**GIVEN TASK:**
Count how many lines contain "data" and reply with that number only.
═══
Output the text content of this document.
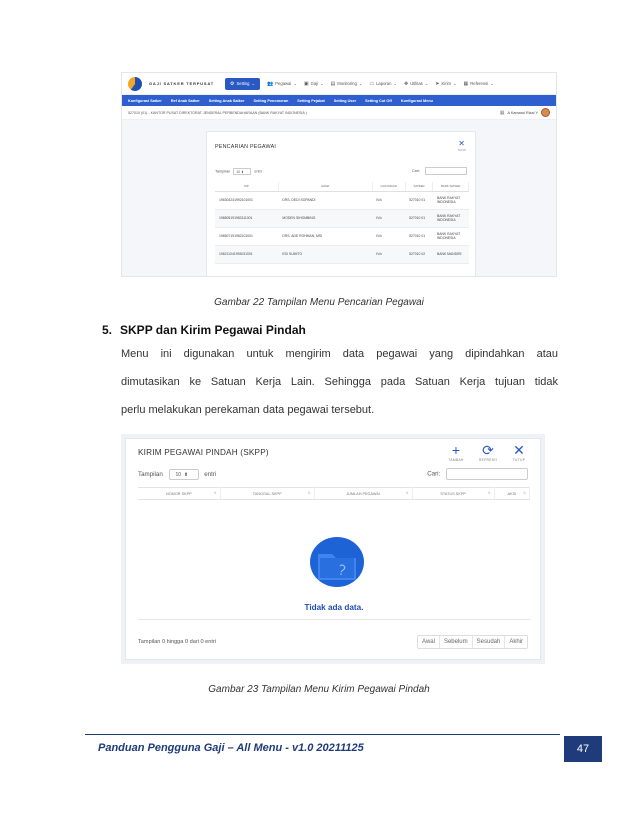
GAJI SATKER TERPUSAT	⚙ Setting ⌄ 👥 Pegawai ⌄ ▣ Gaji ⌄ ▤ Monitoring ⌄ ▭ Laporan ⌄ ✥ Utilitas ⌄ ➤ Kirim ⌄ ▦ Referensi ⌄
Konfigurasi Satker Ref Anak Satker Setting Anak Satker Setting Penomoran Setting Pejabat Setting User Setting Cut Off Konfigurasi Menu
527010 (01) - KANTOR PUSAT DIREKTORAT JENDERAL PERBENDAHARAAN (BANK RAKYAT INDONESIA )	▦ A Kamarul Rizal Y
PENCARIAN PEGAWAI	✕
TUTUP
Tampilan 10 ⬍	entri	Cari:
NIP	NAMA	GOLONGAN	SATKER	BANK SATKER
196304241992101001	DRS. DEDI SOPANDI	IV/c	527010 01	BANK RAKYAT INDONESIA
196505191983111001	MODEN SIHOMBING	IV/c	527010 01	BANK RAKYAT INDONESIA
196507191982101001	DRS. ADE ROHMAN, MSI	IV/c	527010 01	BANK RAKYAT INDONESIA
196211041993031001	EDI SUMITO	IV/c	527010 02	BANK MANDIRI
Gambar 22 Tampilan Menu Pencarian Pegawai
5. SKPP dan Kirim Pegawai Pindah
Menu ini digunakan untuk mengirim data pegawai yang dipindahkan atau
dimutasikan ke Satuan Kerja Lain. Sehingga pada Satuan Kerja tujuan tidak
perlu melakukan perekaman data pegawai tersebut.
KIRIM PEGAWAI PINDAH (SKPP)	+
TAMBAH
⟳
REFRESH
✕
TUTUP
Tampilan	10  ⬍	entri	Cari:
NOMOR SKPP	⇅	TANGGAL SKPP	⇅	JUMLAH PEGAWAI	⇅	STATUS SKPP	⇅	AKSI ⇅
Tidak ada data.
Tampilan 0 hingga 0 dari 0 entri	Awal	Sebelum	Sesudah	Akhir
Gambar 23 Tampilan Menu Kirim Pegawai Pindah
Panduan Pengguna Gaji – All Menu - v1.0 20211125	47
═══
**EXERCISE SOLUTION:**
3